## Task prompt
Take the line containing "Give me a plain-text" through the last line of the data and retype those lines exactly. Pictures do not belong in the copy.

## Dataset extract
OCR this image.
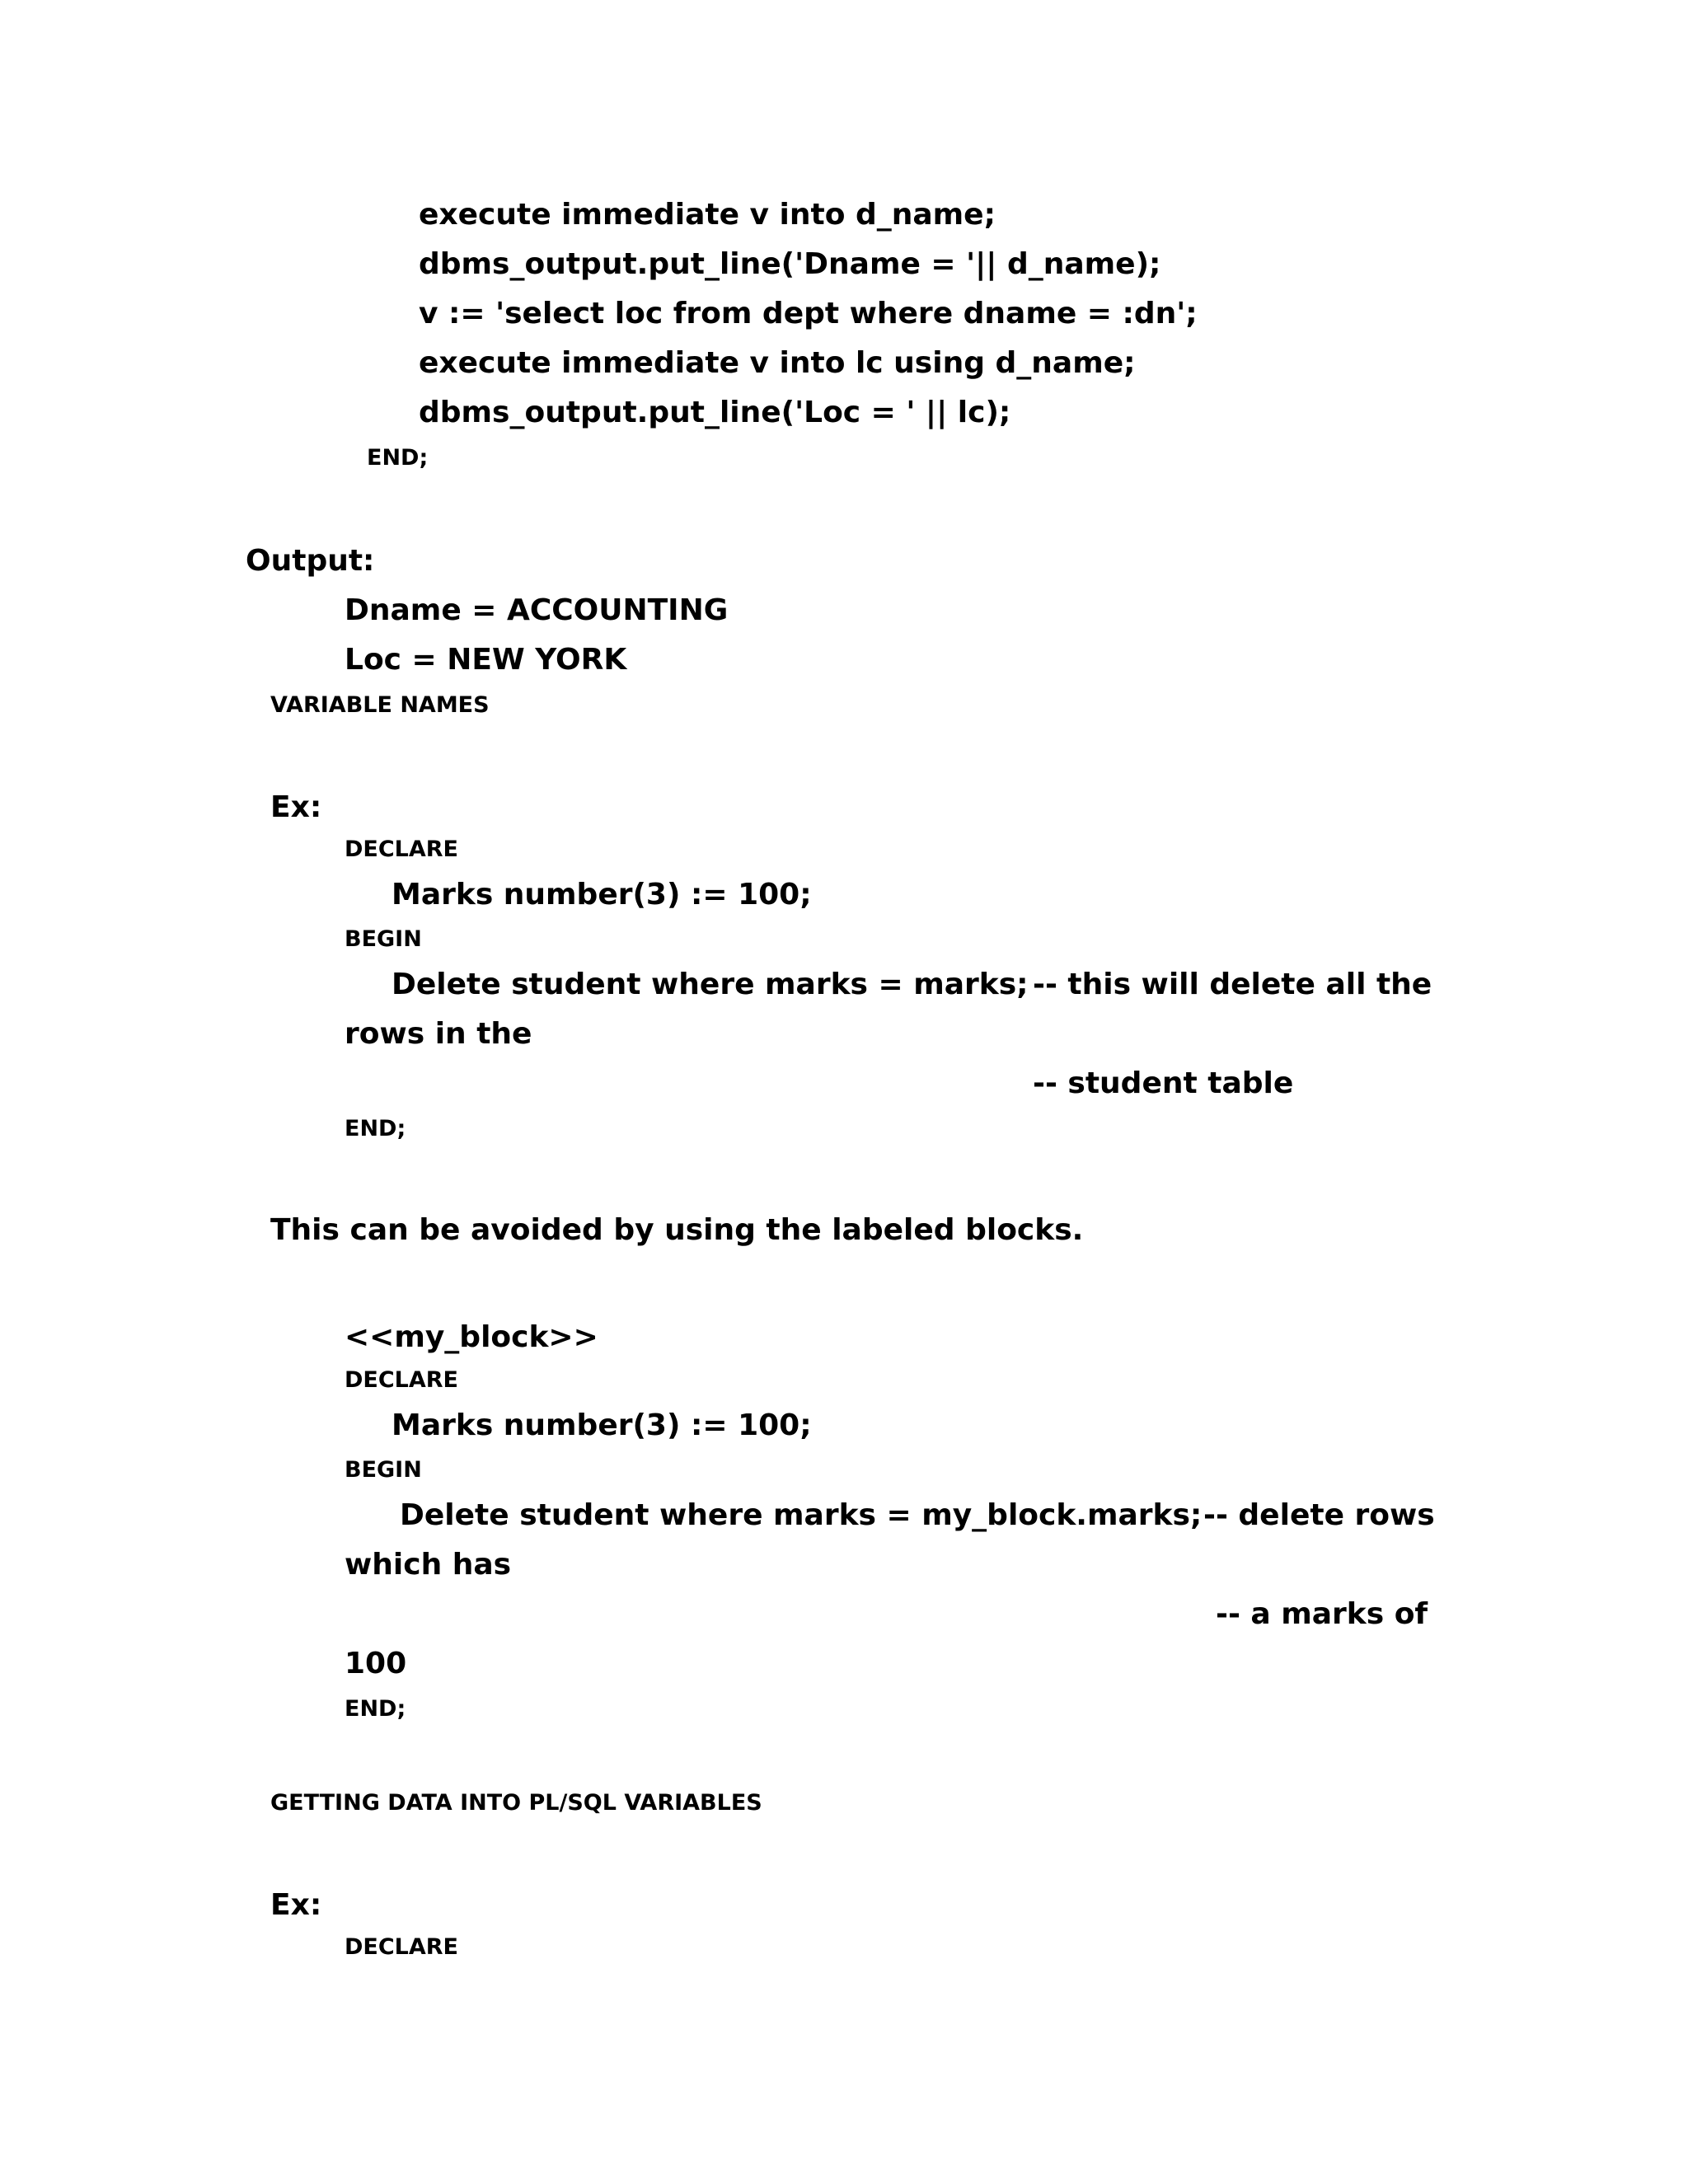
execute immediate v into d_name;
dbms_output.put_line('Dname = '|| d_name);
v := 'select loc from dept where dname = :dn';
execute immediate v into lc using d_name;
dbms_output.put_line('Loc = ' || lc);
END;
Output:
Dname = ACCOUNTING
Loc = NEW YORK
VARIABLE NAMES
Ex:
DECLARE
Marks number(3) := 100;
BEGIN
Delete student where marks = marks; -- this will delete all the
rows in the
-- student table
END;
This can be avoided by using the labeled blocks.
<<my_block>>
DECLARE
Marks number(3) := 100;
BEGIN
Delete student where marks = my_block.marks; -- delete rows
which has
-- a marks of
100
END;
GETTING DATA INTO PL/SQL VARIABLES
Ex:
DECLARE
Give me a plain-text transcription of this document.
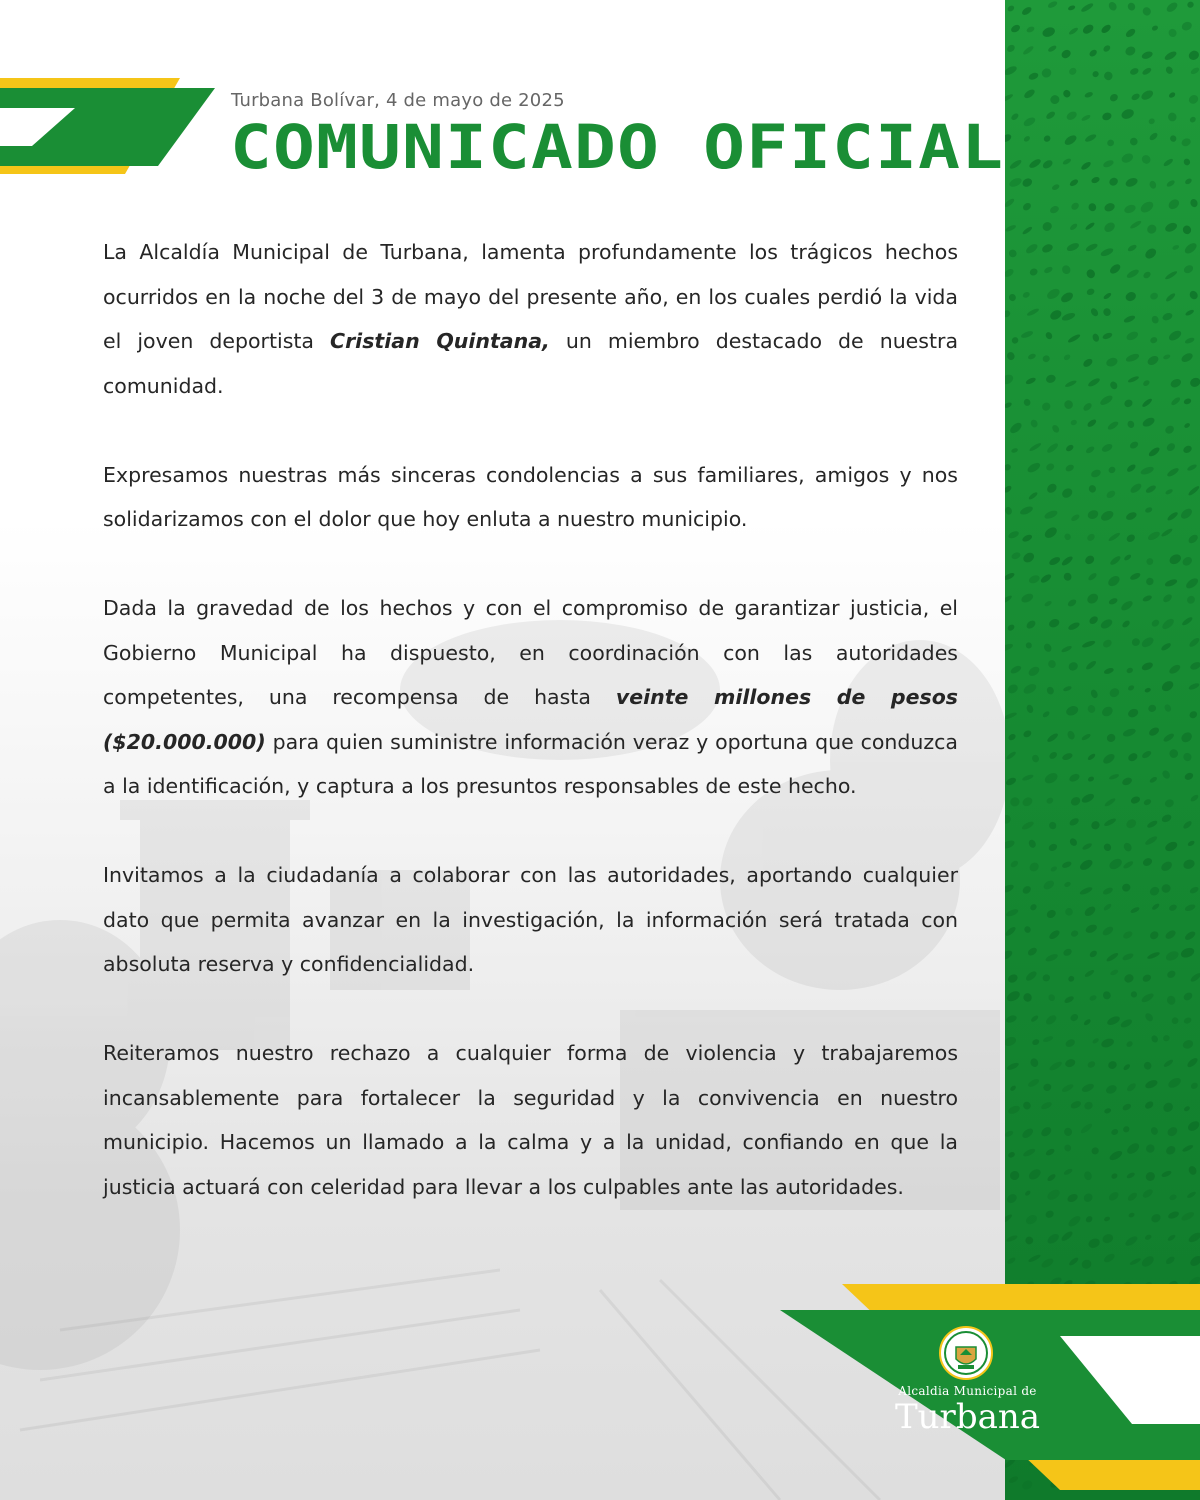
Turbana Bolívar, 4 de mayo de 2025

COMUNICADO OFICIAL

La Alcaldía Municipal de Turbana, lamenta profundamente los trágicos hechos ocurridos en la noche del 3 de mayo del presente año, en los cuales perdió la vida el joven deportista Cristian Quintana, un miembro destacado de nuestra comunidad.

Expresamos nuestras más sinceras condolencias a sus familiares, amigos y nos solidarizamos con el dolor que hoy enluta a nuestro municipio.

Dada la gravedad de los hechos y con el compromiso de garantizar justicia, el Gobierno Municipal ha dispuesto, en coordinación con las autoridades competentes, una recompensa de hasta veinte millones de pesos ($20.000.000) para quien suministre información veraz y oportuna que conduzca a la identificación, y captura a los presuntos responsables de este hecho.

Invitamos a la ciudadanía a colaborar con las autoridades, aportando cualquier dato que permita avanzar en la investigación, la información será tratada con absoluta reserva y confidencialidad.

Reiteramos nuestro rechazo a cualquier forma de violencia y trabajaremos incansablemente para fortalecer la seguridad y la convivencia en nuestro municipio. Hacemos un llamado a la calma y a la unidad, confiando en que la justicia actuará con celeridad para llevar a los culpables ante las autoridades.

Alcaldia Municipal de
Turbana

## Solution for this task
Give me a plain-text transcription of this document.
Turbana Bolívar, 4 de mayo de 2025

COMUNICADO OFICIAL

La Alcaldía Municipal de Turbana, lamenta profundamente los trágicos hechos ocurridos en la noche del 3 de mayo del presente año, en los cuales perdió la vida el joven deportista Cristian Quintana, un miembro destacado de nuestra comunidad.

Expresamos nuestras más sinceras condolencias a sus familiares, amigos y nos solidarizamos con el dolor que hoy enluta a nuestro municipio.

Dada la gravedad de los hechos y con el compromiso de garantizar justicia, el Gobierno Municipal ha dispuesto, en coordinación con las autoridades competentes, una recompensa de hasta veinte millones de pesos ($20.000.000) para quien suministre información veraz y oportuna que conduzca a la identificación, y captura a los presuntos responsables de este hecho.

Invitamos a la ciudadanía a colaborar con las autoridades, aportando cualquier dato que permita avanzar en la investigación, la información será tratada con absoluta reserva y confidencialidad.

Reiteramos nuestro rechazo a cualquier forma de violencia y trabajaremos incansablemente para fortalecer la seguridad y la convivencia en nuestro municipio. Hacemos un llamado a la calma y a la unidad, confiando en que la justicia actuará con celeridad para llevar a los culpables ante las autoridades.

Alcaldia Municipal de
Turbana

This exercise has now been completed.